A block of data
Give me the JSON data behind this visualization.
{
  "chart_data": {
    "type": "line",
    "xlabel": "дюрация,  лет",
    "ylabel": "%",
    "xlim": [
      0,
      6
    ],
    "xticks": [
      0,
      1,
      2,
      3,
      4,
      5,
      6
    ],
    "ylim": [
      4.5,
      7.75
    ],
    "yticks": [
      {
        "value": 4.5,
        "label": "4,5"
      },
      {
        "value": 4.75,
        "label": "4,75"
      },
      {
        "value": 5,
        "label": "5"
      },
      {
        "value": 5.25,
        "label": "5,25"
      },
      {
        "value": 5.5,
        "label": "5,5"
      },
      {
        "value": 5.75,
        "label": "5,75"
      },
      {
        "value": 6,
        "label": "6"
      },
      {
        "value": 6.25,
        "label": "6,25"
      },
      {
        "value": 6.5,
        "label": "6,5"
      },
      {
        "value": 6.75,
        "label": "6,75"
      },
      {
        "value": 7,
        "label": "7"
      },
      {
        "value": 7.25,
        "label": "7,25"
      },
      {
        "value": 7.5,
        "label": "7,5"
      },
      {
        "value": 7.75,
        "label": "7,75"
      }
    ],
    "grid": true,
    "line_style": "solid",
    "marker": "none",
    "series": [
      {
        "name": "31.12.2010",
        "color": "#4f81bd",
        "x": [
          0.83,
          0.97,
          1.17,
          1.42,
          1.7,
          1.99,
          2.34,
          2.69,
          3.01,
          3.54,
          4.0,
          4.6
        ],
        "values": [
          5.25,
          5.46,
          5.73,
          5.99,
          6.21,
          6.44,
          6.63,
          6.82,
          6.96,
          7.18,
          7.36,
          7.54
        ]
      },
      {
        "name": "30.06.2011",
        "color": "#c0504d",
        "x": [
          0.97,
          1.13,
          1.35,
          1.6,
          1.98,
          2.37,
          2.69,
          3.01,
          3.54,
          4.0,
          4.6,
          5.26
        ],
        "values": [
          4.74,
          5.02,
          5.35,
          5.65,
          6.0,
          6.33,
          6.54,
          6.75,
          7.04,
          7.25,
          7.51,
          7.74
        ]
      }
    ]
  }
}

Exercise: Return the lines above exactly, keeping every word.

Exercise result:
Give me the JSON data behind this visualization.
{
  "chart_data": {
    "type": "line",
    "xlabel": "дюрация,  лет",
    "ylabel": "%",
    "xlim": [
      0,
      6
    ],
    "xticks": [
      0,
      1,
      2,
      3,
      4,
      5,
      6
    ],
    "ylim": [
      4.5,
      7.75
    ],
    "yticks": [
      {
        "value": 4.5,
        "label": "4,5"
      },
      {
        "value": 4.75,
        "label": "4,75"
      },
      {
        "value": 5,
        "label": "5"
      },
      {
        "value": 5.25,
        "label": "5,25"
      },
      {
        "value": 5.5,
        "label": "5,5"
      },
      {
        "value": 5.75,
        "label": "5,75"
      },
      {
        "value": 6,
        "label": "6"
      },
      {
        "value": 6.25,
        "label": "6,25"
      },
      {
        "value": 6.5,
        "label": "6,5"
      },
      {
        "value": 6.75,
        "label": "6,75"
      },
      {
        "value": 7,
        "label": "7"
      },
      {
        "value": 7.25,
        "label": "7,25"
      },
      {
        "value": 7.5,
        "label": "7,5"
      },
      {
        "value": 7.75,
        "label": "7,75"
      }
    ],
    "grid": true,
    "line_style": "solid",
    "marker": "none",
    "series": [
      {
        "name": "31.12.2010",
        "color": "#4f81bd",
        "x": [
          0.83,
          0.97,
          1.17,
          1.42,
          1.7,
          1.99,
          2.34,
          2.69,
          3.01,
          3.54,
          4.0,
          4.6
        ],
        "values": [
          5.25,
          5.46,
          5.73,
          5.99,
          6.21,
          6.44,
          6.63,
          6.82,
          6.96,
          7.18,
          7.36,
          7.54
        ]
      },
      {
        "name": "30.06.2011",
        "color": "#c0504d",
        "x": [
          0.97,
          1.13,
          1.35,
          1.6,
          1.98,
          2.37,
          2.69,
          3.01,
          3.54,
          4.0,
          4.6,
          5.26
        ],
        "values": [
          4.74,
          5.02,
          5.35,
          5.65,
          6.0,
          6.33,
          6.54,
          6.75,
          7.04,
          7.25,
          7.51,
          7.74
        ]
      }
    ]
  }
}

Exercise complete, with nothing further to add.